Stored records
○ ○ ○ ○ ○ ○ ○

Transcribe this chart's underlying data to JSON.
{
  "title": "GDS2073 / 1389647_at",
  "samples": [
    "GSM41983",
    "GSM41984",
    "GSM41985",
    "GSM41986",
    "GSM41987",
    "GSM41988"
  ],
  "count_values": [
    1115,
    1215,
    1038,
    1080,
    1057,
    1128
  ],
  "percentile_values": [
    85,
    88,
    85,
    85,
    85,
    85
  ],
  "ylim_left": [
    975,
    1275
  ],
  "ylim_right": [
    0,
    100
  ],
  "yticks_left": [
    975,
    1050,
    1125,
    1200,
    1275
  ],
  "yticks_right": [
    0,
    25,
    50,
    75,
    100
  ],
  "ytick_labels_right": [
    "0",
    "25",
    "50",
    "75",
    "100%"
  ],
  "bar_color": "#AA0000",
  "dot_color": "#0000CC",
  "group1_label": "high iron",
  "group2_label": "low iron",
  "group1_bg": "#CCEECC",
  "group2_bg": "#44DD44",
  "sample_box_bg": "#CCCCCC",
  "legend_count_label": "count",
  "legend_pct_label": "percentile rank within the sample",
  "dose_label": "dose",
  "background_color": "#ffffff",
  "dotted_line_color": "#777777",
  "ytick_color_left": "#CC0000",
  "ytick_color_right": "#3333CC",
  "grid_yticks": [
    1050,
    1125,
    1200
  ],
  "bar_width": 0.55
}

○ ○ ○ ○ ○ ○ ○

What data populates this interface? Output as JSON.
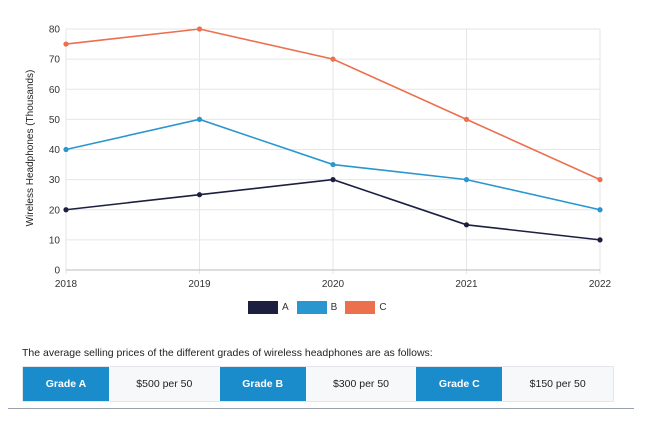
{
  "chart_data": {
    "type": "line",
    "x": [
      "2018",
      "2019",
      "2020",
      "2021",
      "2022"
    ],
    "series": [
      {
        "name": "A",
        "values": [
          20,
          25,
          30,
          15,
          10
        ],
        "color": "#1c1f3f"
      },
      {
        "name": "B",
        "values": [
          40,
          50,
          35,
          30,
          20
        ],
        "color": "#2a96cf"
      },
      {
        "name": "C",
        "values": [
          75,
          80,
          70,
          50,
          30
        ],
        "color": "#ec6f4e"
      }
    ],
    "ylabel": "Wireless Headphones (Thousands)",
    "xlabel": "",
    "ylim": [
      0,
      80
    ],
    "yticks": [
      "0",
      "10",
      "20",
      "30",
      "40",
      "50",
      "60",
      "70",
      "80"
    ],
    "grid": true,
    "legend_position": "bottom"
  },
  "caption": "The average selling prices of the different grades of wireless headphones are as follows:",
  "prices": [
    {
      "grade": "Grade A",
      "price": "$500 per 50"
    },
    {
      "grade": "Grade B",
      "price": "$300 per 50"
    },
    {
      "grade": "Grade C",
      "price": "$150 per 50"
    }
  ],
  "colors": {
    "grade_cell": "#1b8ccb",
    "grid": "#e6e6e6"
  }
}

○ ○ ○ ○ ○ ○ ○

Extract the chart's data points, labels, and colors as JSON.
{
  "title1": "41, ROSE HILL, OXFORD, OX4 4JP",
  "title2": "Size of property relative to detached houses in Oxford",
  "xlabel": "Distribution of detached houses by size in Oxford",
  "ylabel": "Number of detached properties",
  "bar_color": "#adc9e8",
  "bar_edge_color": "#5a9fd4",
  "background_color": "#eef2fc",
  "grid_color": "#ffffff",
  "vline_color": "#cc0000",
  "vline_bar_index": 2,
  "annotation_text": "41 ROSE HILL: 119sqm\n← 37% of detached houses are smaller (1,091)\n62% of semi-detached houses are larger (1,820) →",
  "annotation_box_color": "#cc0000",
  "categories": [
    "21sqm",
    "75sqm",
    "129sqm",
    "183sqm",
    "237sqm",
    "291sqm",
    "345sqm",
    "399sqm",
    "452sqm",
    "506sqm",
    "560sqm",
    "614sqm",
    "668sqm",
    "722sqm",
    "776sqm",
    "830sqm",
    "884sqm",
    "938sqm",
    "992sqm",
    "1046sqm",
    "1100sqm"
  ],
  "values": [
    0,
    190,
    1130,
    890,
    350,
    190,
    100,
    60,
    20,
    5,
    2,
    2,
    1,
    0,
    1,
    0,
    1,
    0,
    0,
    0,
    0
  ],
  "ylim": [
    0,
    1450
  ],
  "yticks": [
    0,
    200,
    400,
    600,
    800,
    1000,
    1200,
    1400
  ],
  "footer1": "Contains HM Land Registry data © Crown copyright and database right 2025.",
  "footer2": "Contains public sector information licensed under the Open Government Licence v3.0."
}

○ ○ ○ ○ ○ ○ ○

Which lines contain "this"? Show each of them.

Transcribe this chart's underlying data to JSON.
What data populates this interface? Output as JSON.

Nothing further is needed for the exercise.